Exercise data -
▼▼▼
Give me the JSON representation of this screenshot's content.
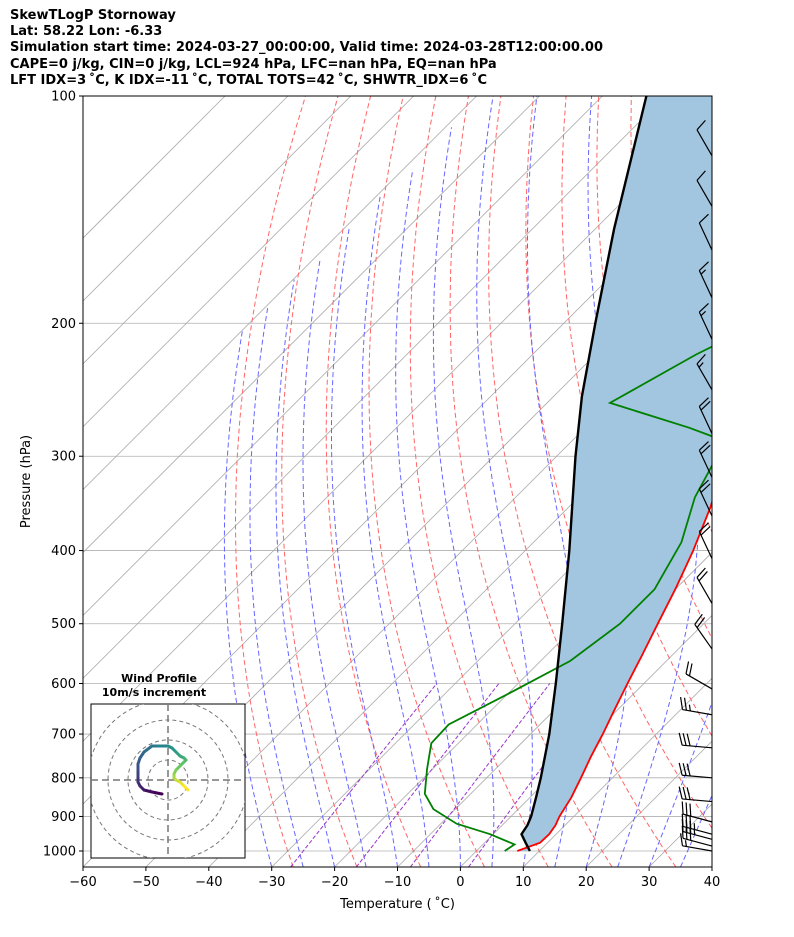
{
  "header": {
    "title": "SkewTLogP Stornoway",
    "location": "Lat: 58.22   Lon: -6.33",
    "times": "Simulation start time: 2024-03-27_00:00:00, Valid time: 2024-03-28T12:00:00.00",
    "params": "CAPE=0 j/kg, CIN=0 j/kg, LCL=924 hPa, LFC=nan hPa, EQ=nan hPa",
    "indices": "LFT IDX=3 ˚C, K IDX=-11 ˚C, TOTAL TOTS=42 ˚C, SHWTR_IDX=6 ˚C"
  },
  "chart_data": {
    "type": "skewt-logp",
    "xlabel": "Temperature ( ˚C)",
    "ylabel": "Pressure (hPa)",
    "xlim": [
      -60,
      40
    ],
    "ylim": [
      1050,
      100
    ],
    "y_scale": "log",
    "x_ticks": [
      "−60",
      "−50",
      "−40",
      "−30",
      "−20",
      "−10",
      "0",
      "10",
      "20",
      "30",
      "40"
    ],
    "y_ticks": [
      "100",
      "200",
      "300",
      "400",
      "500",
      "600",
      "700",
      "800",
      "900",
      "1000"
    ],
    "grid": true,
    "colors": {
      "temperature": "#ff0000",
      "dewpoint": "#008000",
      "parcel": "#000000",
      "shading": "#a2c6df",
      "dry_adiabats": "#ff6666",
      "moist_adiabats": "#6666ff",
      "mixing_ratio": "#9933cc",
      "isotherms": "#aaaaaa"
    },
    "temperature": [
      [
        1000,
        6.5
      ],
      [
        975,
        8.8
      ],
      [
        950,
        8.9
      ],
      [
        925,
        8.5
      ],
      [
        900,
        7.7
      ],
      [
        850,
        6.6
      ],
      [
        800,
        5.0
      ],
      [
        750,
        3.2
      ],
      [
        700,
        1.5
      ],
      [
        650,
        -0.5
      ],
      [
        600,
        -2.6
      ],
      [
        550,
        -4.8
      ],
      [
        500,
        -7.3
      ],
      [
        450,
        -10.0
      ],
      [
        400,
        -13.3
      ],
      [
        350,
        -17.5
      ],
      [
        300,
        -23.0
      ],
      [
        285,
        -21.0
      ],
      [
        270,
        -13.3
      ],
      [
        240,
        -11.0
      ],
      [
        210,
        -9.5
      ],
      [
        180,
        -8.3
      ],
      [
        160,
        -7.5
      ],
      [
        140,
        -8.2
      ],
      [
        125,
        -9.7
      ],
      [
        115,
        -9.0
      ],
      [
        105,
        -9.2
      ],
      [
        100,
        -8.0
      ]
    ],
    "dewpoint": [
      [
        1000,
        4.5
      ],
      [
        980,
        5.0
      ],
      [
        950,
        -0.5
      ],
      [
        920,
        -7.5
      ],
      [
        880,
        -13.5
      ],
      [
        840,
        -17.3
      ],
      [
        780,
        -20.8
      ],
      [
        720,
        -24.3
      ],
      [
        680,
        -24.5
      ],
      [
        620,
        -20.0
      ],
      [
        560,
        -15.3
      ],
      [
        500,
        -13.3
      ],
      [
        450,
        -13.3
      ],
      [
        390,
        -16.5
      ],
      [
        340,
        -21.5
      ],
      [
        300,
        -24.5
      ],
      [
        290,
        -23.3
      ],
      [
        275,
        -33.5
      ],
      [
        255,
        -50.0
      ],
      [
        220,
        -44.0
      ],
      [
        200,
        -39.0
      ],
      [
        185,
        -38.5
      ],
      [
        165,
        -37.0
      ],
      [
        150,
        -35.5
      ],
      [
        130,
        -30.0
      ],
      [
        115,
        -24.0
      ],
      [
        100,
        -17.5
      ]
    ],
    "parcel": [
      [
        1000,
        8.5
      ],
      [
        975,
        6.5
      ],
      [
        950,
        4.5
      ],
      [
        924,
        4.0
      ],
      [
        900,
        3.2
      ],
      [
        850,
        1.0
      ],
      [
        800,
        -1.4
      ],
      [
        700,
        -7.0
      ],
      [
        600,
        -14.0
      ],
      [
        500,
        -22.5
      ],
      [
        400,
        -33.0
      ],
      [
        300,
        -47.0
      ],
      [
        250,
        -55.5
      ],
      [
        200,
        -65.0
      ],
      [
        150,
        -77.0
      ],
      [
        100,
        -93.0
      ]
    ],
    "wind_barbs": [
      {
        "pressure": 1000,
        "speed_kt": 15,
        "dir": 280
      },
      {
        "pressure": 985,
        "speed_kt": 30,
        "dir": 285
      },
      {
        "pressure": 965,
        "speed_kt": 35,
        "dir": 285
      },
      {
        "pressure": 950,
        "speed_kt": 35,
        "dir": 285
      },
      {
        "pressure": 915,
        "speed_kt": 30,
        "dir": 285
      },
      {
        "pressure": 860,
        "speed_kt": 30,
        "dir": 275
      },
      {
        "pressure": 800,
        "speed_kt": 30,
        "dir": 275
      },
      {
        "pressure": 730,
        "speed_kt": 30,
        "dir": 275
      },
      {
        "pressure": 660,
        "speed_kt": 25,
        "dir": 280
      },
      {
        "pressure": 610,
        "speed_kt": 20,
        "dir": 300
      },
      {
        "pressure": 540,
        "speed_kt": 20,
        "dir": 325
      },
      {
        "pressure": 470,
        "speed_kt": 20,
        "dir": 330
      },
      {
        "pressure": 410,
        "speed_kt": 20,
        "dir": 335
      },
      {
        "pressure": 360,
        "speed_kt": 20,
        "dir": 335
      },
      {
        "pressure": 320,
        "speed_kt": 20,
        "dir": 335
      },
      {
        "pressure": 280,
        "speed_kt": 20,
        "dir": 335
      },
      {
        "pressure": 245,
        "speed_kt": 15,
        "dir": 330
      },
      {
        "pressure": 210,
        "speed_kt": 15,
        "dir": 335
      },
      {
        "pressure": 185,
        "speed_kt": 15,
        "dir": 335
      },
      {
        "pressure": 160,
        "speed_kt": 10,
        "dir": 335
      },
      {
        "pressure": 140,
        "speed_kt": 10,
        "dir": 330
      },
      {
        "pressure": 120,
        "speed_kt": 10,
        "dir": 330
      }
    ],
    "hodograph": {
      "title": "Wind Profile",
      "subtitle": "10m/s increment",
      "rings_ms": [
        10,
        20,
        30,
        40
      ],
      "u": [
        -3,
        -8,
        -12,
        -14,
        -15,
        -15,
        -15,
        -15,
        -14,
        -12,
        -8,
        -5,
        0,
        2,
        4,
        6,
        8,
        9,
        8,
        6,
        4,
        3,
        3,
        4,
        6,
        8,
        10
      ],
      "v": [
        -7,
        -6,
        -5,
        -3,
        -1,
        2,
        5,
        8,
        11,
        14,
        17,
        17,
        17,
        16,
        14,
        12,
        11,
        10,
        9,
        7,
        5,
        3,
        1,
        0,
        -1,
        -3,
        -5
      ]
    }
  }
}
▲▲▲
What is asked - Go through the entries above and print each one exactly, minus the pictures.

Solved exercise -
Give me the JSON representation of this screenshot's content.
{
  "header": {
    "title": "SkewTLogP Stornoway",
    "location": "Lat: 58.22   Lon: -6.33",
    "times": "Simulation start time: 2024-03-27_00:00:00, Valid time: 2024-03-28T12:00:00.00",
    "params": "CAPE=0 j/kg, CIN=0 j/kg, LCL=924 hPa, LFC=nan hPa, EQ=nan hPa",
    "indices": "LFT IDX=3 ˚C, K IDX=-11 ˚C, TOTAL TOTS=42 ˚C, SHWTR_IDX=6 ˚C"
  },
  "chart_data": {
    "type": "skewt-logp",
    "xlabel": "Temperature ( ˚C)",
    "ylabel": "Pressure (hPa)",
    "xlim": [
      -60,
      40
    ],
    "ylim": [
      1050,
      100
    ],
    "y_scale": "log",
    "x_ticks": [
      "−60",
      "−50",
      "−40",
      "−30",
      "−20",
      "−10",
      "0",
      "10",
      "20",
      "30",
      "40"
    ],
    "y_ticks": [
      "100",
      "200",
      "300",
      "400",
      "500",
      "600",
      "700",
      "800",
      "900",
      "1000"
    ],
    "grid": true,
    "colors": {
      "temperature": "#ff0000",
      "dewpoint": "#008000",
      "parcel": "#000000",
      "shading": "#a2c6df",
      "dry_adiabats": "#ff6666",
      "moist_adiabats": "#6666ff",
      "mixing_ratio": "#9933cc",
      "isotherms": "#aaaaaa"
    },
    "temperature": [
      [
        1000,
        6.5
      ],
      [
        975,
        8.8
      ],
      [
        950,
        8.9
      ],
      [
        925,
        8.5
      ],
      [
        900,
        7.7
      ],
      [
        850,
        6.6
      ],
      [
        800,
        5.0
      ],
      [
        750,
        3.2
      ],
      [
        700,
        1.5
      ],
      [
        650,
        -0.5
      ],
      [
        600,
        -2.6
      ],
      [
        550,
        -4.8
      ],
      [
        500,
        -7.3
      ],
      [
        450,
        -10.0
      ],
      [
        400,
        -13.3
      ],
      [
        350,
        -17.5
      ],
      [
        300,
        -23.0
      ],
      [
        285,
        -21.0
      ],
      [
        270,
        -13.3
      ],
      [
        240,
        -11.0
      ],
      [
        210,
        -9.5
      ],
      [
        180,
        -8.3
      ],
      [
        160,
        -7.5
      ],
      [
        140,
        -8.2
      ],
      [
        125,
        -9.7
      ],
      [
        115,
        -9.0
      ],
      [
        105,
        -9.2
      ],
      [
        100,
        -8.0
      ]
    ],
    "dewpoint": [
      [
        1000,
        4.5
      ],
      [
        980,
        5.0
      ],
      [
        950,
        -0.5
      ],
      [
        920,
        -7.5
      ],
      [
        880,
        -13.5
      ],
      [
        840,
        -17.3
      ],
      [
        780,
        -20.8
      ],
      [
        720,
        -24.3
      ],
      [
        680,
        -24.5
      ],
      [
        620,
        -20.0
      ],
      [
        560,
        -15.3
      ],
      [
        500,
        -13.3
      ],
      [
        450,
        -13.3
      ],
      [
        390,
        -16.5
      ],
      [
        340,
        -21.5
      ],
      [
        300,
        -24.5
      ],
      [
        290,
        -23.3
      ],
      [
        275,
        -33.5
      ],
      [
        255,
        -50.0
      ],
      [
        220,
        -44.0
      ],
      [
        200,
        -39.0
      ],
      [
        185,
        -38.5
      ],
      [
        165,
        -37.0
      ],
      [
        150,
        -35.5
      ],
      [
        130,
        -30.0
      ],
      [
        115,
        -24.0
      ],
      [
        100,
        -17.5
      ]
    ],
    "parcel": [
      [
        1000,
        8.5
      ],
      [
        975,
        6.5
      ],
      [
        950,
        4.5
      ],
      [
        924,
        4.0
      ],
      [
        900,
        3.2
      ],
      [
        850,
        1.0
      ],
      [
        800,
        -1.4
      ],
      [
        700,
        -7.0
      ],
      [
        600,
        -14.0
      ],
      [
        500,
        -22.5
      ],
      [
        400,
        -33.0
      ],
      [
        300,
        -47.0
      ],
      [
        250,
        -55.5
      ],
      [
        200,
        -65.0
      ],
      [
        150,
        -77.0
      ],
      [
        100,
        -93.0
      ]
    ],
    "wind_barbs": [
      {
        "pressure": 1000,
        "speed_kt": 15,
        "dir": 280
      },
      {
        "pressure": 985,
        "speed_kt": 30,
        "dir": 285
      },
      {
        "pressure": 965,
        "speed_kt": 35,
        "dir": 285
      },
      {
        "pressure": 950,
        "speed_kt": 35,
        "dir": 285
      },
      {
        "pressure": 915,
        "speed_kt": 30,
        "dir": 285
      },
      {
        "pressure": 860,
        "speed_kt": 30,
        "dir": 275
      },
      {
        "pressure": 800,
        "speed_kt": 30,
        "dir": 275
      },
      {
        "pressure": 730,
        "speed_kt": 30,
        "dir": 275
      },
      {
        "pressure": 660,
        "speed_kt": 25,
        "dir": 280
      },
      {
        "pressure": 610,
        "speed_kt": 20,
        "dir": 300
      },
      {
        "pressure": 540,
        "speed_kt": 20,
        "dir": 325
      },
      {
        "pressure": 470,
        "speed_kt": 20,
        "dir": 330
      },
      {
        "pressure": 410,
        "speed_kt": 20,
        "dir": 335
      },
      {
        "pressure": 360,
        "speed_kt": 20,
        "dir": 335
      },
      {
        "pressure": 320,
        "speed_kt": 20,
        "dir": 335
      },
      {
        "pressure": 280,
        "speed_kt": 20,
        "dir": 335
      },
      {
        "pressure": 245,
        "speed_kt": 15,
        "dir": 330
      },
      {
        "pressure": 210,
        "speed_kt": 15,
        "dir": 335
      },
      {
        "pressure": 185,
        "speed_kt": 15,
        "dir": 335
      },
      {
        "pressure": 160,
        "speed_kt": 10,
        "dir": 335
      },
      {
        "pressure": 140,
        "speed_kt": 10,
        "dir": 330
      },
      {
        "pressure": 120,
        "speed_kt": 10,
        "dir": 330
      }
    ],
    "hodograph": {
      "title": "Wind Profile",
      "subtitle": "10m/s increment",
      "rings_ms": [
        10,
        20,
        30,
        40
      ],
      "u": [
        -3,
        -8,
        -12,
        -14,
        -15,
        -15,
        -15,
        -15,
        -14,
        -12,
        -8,
        -5,
        0,
        2,
        4,
        6,
        8,
        9,
        8,
        6,
        4,
        3,
        3,
        4,
        6,
        8,
        10
      ],
      "v": [
        -7,
        -6,
        -5,
        -3,
        -1,
        2,
        5,
        8,
        11,
        14,
        17,
        17,
        17,
        16,
        14,
        12,
        11,
        10,
        9,
        7,
        5,
        3,
        1,
        0,
        -1,
        -3,
        -5
      ]
    }
  }
}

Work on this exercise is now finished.